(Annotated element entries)
* * * * *

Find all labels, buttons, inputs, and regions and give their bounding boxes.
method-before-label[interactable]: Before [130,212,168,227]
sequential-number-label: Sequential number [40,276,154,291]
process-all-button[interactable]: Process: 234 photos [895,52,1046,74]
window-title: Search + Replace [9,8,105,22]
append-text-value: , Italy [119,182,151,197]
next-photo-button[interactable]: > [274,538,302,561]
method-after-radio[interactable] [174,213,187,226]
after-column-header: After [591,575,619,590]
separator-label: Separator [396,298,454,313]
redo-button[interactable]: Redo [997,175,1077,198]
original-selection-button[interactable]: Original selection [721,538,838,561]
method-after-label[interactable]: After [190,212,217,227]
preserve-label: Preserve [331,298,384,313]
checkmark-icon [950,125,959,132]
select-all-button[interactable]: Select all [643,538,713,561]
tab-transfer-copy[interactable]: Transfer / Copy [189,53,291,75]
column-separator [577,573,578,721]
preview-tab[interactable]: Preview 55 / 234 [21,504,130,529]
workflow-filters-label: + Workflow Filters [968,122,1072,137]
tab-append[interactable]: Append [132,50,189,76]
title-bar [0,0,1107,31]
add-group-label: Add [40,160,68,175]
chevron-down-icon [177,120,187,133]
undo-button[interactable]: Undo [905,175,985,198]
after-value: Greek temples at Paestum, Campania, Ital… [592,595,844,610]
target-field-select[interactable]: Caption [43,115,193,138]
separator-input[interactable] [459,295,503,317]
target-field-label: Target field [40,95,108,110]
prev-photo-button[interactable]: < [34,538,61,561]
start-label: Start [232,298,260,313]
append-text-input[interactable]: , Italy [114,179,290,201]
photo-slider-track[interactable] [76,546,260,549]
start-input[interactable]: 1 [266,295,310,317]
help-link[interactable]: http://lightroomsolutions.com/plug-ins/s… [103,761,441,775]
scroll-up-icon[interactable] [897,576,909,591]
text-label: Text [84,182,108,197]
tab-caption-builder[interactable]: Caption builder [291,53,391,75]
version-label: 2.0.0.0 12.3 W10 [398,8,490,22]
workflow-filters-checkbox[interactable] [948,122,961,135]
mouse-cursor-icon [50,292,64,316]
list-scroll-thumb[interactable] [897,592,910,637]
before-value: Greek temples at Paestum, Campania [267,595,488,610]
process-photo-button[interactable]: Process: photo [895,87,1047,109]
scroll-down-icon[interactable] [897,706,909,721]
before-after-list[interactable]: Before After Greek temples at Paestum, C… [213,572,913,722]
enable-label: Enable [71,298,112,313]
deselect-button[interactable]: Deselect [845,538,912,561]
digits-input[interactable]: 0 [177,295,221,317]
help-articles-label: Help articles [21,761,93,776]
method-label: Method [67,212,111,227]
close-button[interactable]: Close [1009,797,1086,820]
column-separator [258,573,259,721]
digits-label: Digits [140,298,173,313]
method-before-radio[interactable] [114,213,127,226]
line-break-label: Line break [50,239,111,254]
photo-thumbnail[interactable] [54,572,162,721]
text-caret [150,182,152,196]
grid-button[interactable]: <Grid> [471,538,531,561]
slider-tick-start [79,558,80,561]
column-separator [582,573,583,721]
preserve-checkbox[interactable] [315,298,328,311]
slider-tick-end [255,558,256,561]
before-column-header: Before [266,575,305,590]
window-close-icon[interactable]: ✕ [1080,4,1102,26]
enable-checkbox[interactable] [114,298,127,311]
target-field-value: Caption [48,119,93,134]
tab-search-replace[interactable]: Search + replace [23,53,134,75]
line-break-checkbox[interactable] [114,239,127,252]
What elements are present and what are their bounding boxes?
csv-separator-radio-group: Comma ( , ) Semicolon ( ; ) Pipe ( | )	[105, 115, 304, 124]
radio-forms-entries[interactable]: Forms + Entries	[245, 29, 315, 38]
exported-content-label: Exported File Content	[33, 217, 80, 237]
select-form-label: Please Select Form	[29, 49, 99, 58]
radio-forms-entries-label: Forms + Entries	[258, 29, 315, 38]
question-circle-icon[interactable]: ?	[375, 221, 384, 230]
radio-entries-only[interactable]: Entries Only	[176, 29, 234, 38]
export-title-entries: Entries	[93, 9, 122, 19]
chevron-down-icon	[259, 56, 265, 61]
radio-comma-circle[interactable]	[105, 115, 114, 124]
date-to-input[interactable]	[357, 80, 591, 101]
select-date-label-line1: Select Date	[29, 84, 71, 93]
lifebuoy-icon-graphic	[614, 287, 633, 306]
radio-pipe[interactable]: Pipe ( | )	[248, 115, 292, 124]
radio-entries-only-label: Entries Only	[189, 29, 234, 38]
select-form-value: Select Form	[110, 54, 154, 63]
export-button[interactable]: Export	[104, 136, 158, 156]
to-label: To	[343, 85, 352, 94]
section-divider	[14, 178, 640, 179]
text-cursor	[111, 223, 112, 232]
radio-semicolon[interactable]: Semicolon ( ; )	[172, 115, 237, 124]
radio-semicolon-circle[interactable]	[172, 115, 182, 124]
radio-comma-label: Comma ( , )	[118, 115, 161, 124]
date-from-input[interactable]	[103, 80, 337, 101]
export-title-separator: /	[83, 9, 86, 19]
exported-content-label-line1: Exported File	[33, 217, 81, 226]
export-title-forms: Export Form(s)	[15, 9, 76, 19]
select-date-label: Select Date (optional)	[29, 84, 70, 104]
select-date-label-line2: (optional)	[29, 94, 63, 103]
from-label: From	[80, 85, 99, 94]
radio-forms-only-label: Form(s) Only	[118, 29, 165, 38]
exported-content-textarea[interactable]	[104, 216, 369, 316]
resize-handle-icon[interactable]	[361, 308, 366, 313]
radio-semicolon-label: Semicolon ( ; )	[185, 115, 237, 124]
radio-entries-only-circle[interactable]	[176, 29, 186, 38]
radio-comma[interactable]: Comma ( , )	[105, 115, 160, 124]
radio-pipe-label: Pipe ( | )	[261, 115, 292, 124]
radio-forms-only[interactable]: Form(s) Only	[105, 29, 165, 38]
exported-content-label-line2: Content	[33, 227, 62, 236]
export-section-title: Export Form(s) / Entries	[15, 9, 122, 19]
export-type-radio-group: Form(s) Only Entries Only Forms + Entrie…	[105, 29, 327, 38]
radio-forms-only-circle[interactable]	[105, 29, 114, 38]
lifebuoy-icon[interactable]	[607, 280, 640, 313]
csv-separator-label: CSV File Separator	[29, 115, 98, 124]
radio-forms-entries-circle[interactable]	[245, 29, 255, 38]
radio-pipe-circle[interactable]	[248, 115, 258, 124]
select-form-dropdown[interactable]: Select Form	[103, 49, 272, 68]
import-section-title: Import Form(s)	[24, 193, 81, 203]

* * * * *

## Task to carry out
Copy all the records above line for line, changing nothing.

## Exercise output
Find all labels, buttons, inputs, and regions and give their bounding boxes.
method-before-label[interactable]: Before [130,212,168,227]
sequential-number-label: Sequential number [40,276,154,291]
process-all-button[interactable]: Process: 234 photos [895,52,1046,74]
window-title: Search + Replace [9,8,105,22]
append-text-value: , Italy [119,182,151,197]
next-photo-button[interactable]: > [274,538,302,561]
method-after-radio[interactable] [174,213,187,226]
after-column-header: After [591,575,619,590]
separator-label: Separator [396,298,454,313]
redo-button[interactable]: Redo [997,175,1077,198]
original-selection-button[interactable]: Original selection [721,538,838,561]
method-after-label[interactable]: After [190,212,217,227]
preserve-label: Preserve [331,298,384,313]
checkmark-icon [950,125,959,132]
select-all-button[interactable]: Select all [643,538,713,561]
tab-transfer-copy[interactable]: Transfer / Copy [189,53,291,75]
column-separator [577,573,578,721]
preview-tab[interactable]: Preview 55 / 234 [21,504,130,529]
workflow-filters-label: + Workflow Filters [968,122,1072,137]
tab-append[interactable]: Append [132,50,189,76]
title-bar [0,0,1107,31]
add-group-label: Add [40,160,68,175]
chevron-down-icon [177,120,187,133]
undo-button[interactable]: Undo [905,175,985,198]
after-value: Greek temples at Paestum, Campania, Ital… [592,595,844,610]
target-field-select[interactable]: Caption [43,115,193,138]
separator-input[interactable] [459,295,503,317]
target-field-label: Target field [40,95,108,110]
prev-photo-button[interactable]: < [34,538,61,561]
start-label: Start [232,298,260,313]
append-text-input[interactable]: , Italy [114,179,290,201]
photo-slider-track[interactable] [76,546,260,549]
start-input[interactable]: 1 [266,295,310,317]
help-link[interactable]: http://lightroomsolutions.com/plug-ins/s… [103,761,441,775]
scroll-up-icon[interactable] [897,576,909,591]
text-label: Text [84,182,108,197]
tab-caption-builder[interactable]: Caption builder [291,53,391,75]
version-label: 2.0.0.0 12.3 W10 [398,8,490,22]
workflow-filters-checkbox[interactable] [948,122,961,135]
mouse-cursor-icon [50,292,64,316]
list-scroll-thumb[interactable] [897,592,910,637]
before-value: Greek temples at Paestum, Campania [267,595,488,610]
process-photo-button[interactable]: Process: photo [895,87,1047,109]
scroll-down-icon[interactable] [897,706,909,721]
before-after-list[interactable]: Before After Greek temples at Paestum, C… [213,572,913,722]
enable-label: Enable [71,298,112,313]
deselect-button[interactable]: Deselect [845,538,912,561]
digits-input[interactable]: 0 [177,295,221,317]
help-articles-label: Help articles [21,761,93,776]
method-label: Method [67,212,111,227]
close-button[interactable]: Close [1009,797,1086,820]
column-separator [258,573,259,721]
digits-label: Digits [140,298,173,313]
method-before-radio[interactable] [114,213,127,226]
line-break-label: Line break [50,239,111,254]
photo-thumbnail[interactable] [54,572,162,721]
text-caret [150,182,152,196]
grid-button[interactable]: <Grid> [471,538,531,561]
slider-tick-start [79,558,80,561]
column-separator [582,573,583,721]
preserve-checkbox[interactable] [315,298,328,311]
slider-tick-end [255,558,256,561]
before-column-header: Before [266,575,305,590]
window-close-icon[interactable]: ✕ [1080,4,1102,26]
enable-checkbox[interactable] [114,298,127,311]
target-field-value: Caption [48,119,93,134]
tab-search-replace[interactable]: Search + replace [23,53,134,75]
line-break-checkbox[interactable] [114,239,127,252]
What elements are present and what are their bounding boxes?
csv-separator-radio-group: Comma ( , ) Semicolon ( ; ) Pipe ( | )	[105, 115, 304, 124]
radio-forms-entries[interactable]: Forms + Entries	[245, 29, 315, 38]
exported-content-label: Exported File Content	[33, 217, 80, 237]
select-form-label: Please Select Form	[29, 49, 99, 58]
radio-forms-entries-label: Forms + Entries	[258, 29, 315, 38]
question-circle-icon[interactable]: ?	[375, 221, 384, 230]
radio-entries-only[interactable]: Entries Only	[176, 29, 234, 38]
export-title-entries: Entries	[93, 9, 122, 19]
chevron-down-icon	[259, 56, 265, 61]
radio-comma-circle[interactable]	[105, 115, 114, 124]
date-to-input[interactable]	[357, 80, 591, 101]
select-date-label-line1: Select Date	[29, 84, 71, 93]
lifebuoy-icon-graphic	[614, 287, 633, 306]
radio-pipe[interactable]: Pipe ( | )	[248, 115, 292, 124]
radio-entries-only-label: Entries Only	[189, 29, 234, 38]
select-form-value: Select Form	[110, 54, 154, 63]
export-button[interactable]: Export	[104, 136, 158, 156]
to-label: To	[343, 85, 352, 94]
section-divider	[14, 178, 640, 179]
text-cursor	[111, 223, 112, 232]
radio-semicolon[interactable]: Semicolon ( ; )	[172, 115, 237, 124]
radio-semicolon-circle[interactable]	[172, 115, 182, 124]
radio-comma-label: Comma ( , )	[118, 115, 161, 124]
date-from-input[interactable]	[103, 80, 337, 101]
export-title-separator: /	[83, 9, 86, 19]
exported-content-label-line1: Exported File	[33, 217, 81, 226]
export-title-forms: Export Form(s)	[15, 9, 76, 19]
select-date-label: Select Date (optional)	[29, 84, 70, 104]
select-date-label-line2: (optional)	[29, 94, 63, 103]
from-label: From	[80, 85, 99, 94]
radio-forms-only-label: Form(s) Only	[118, 29, 165, 38]
exported-content-textarea[interactable]	[104, 216, 369, 316]
resize-handle-icon[interactable]	[361, 308, 366, 313]
radio-semicolon-label: Semicolon ( ; )	[185, 115, 237, 124]
radio-entries-only-circle[interactable]	[176, 29, 186, 38]
radio-comma[interactable]: Comma ( , )	[105, 115, 160, 124]
radio-pipe-label: Pipe ( | )	[261, 115, 292, 124]
radio-forms-only[interactable]: Form(s) Only	[105, 29, 165, 38]
exported-content-label-line2: Content	[33, 227, 62, 236]
export-section-title: Export Form(s) / Entries	[15, 9, 122, 19]
export-type-radio-group: Form(s) Only Entries Only Forms + Entrie…	[105, 29, 327, 38]
radio-forms-only-circle[interactable]	[105, 29, 114, 38]
lifebuoy-icon[interactable]	[607, 280, 640, 313]
csv-separator-label: CSV File Separator	[29, 115, 98, 124]
radio-forms-entries-circle[interactable]	[245, 29, 255, 38]
radio-pipe-circle[interactable]	[248, 115, 258, 124]
select-form-dropdown[interactable]: Select Form	[103, 49, 272, 68]
import-section-title: Import Form(s)	[24, 193, 81, 203]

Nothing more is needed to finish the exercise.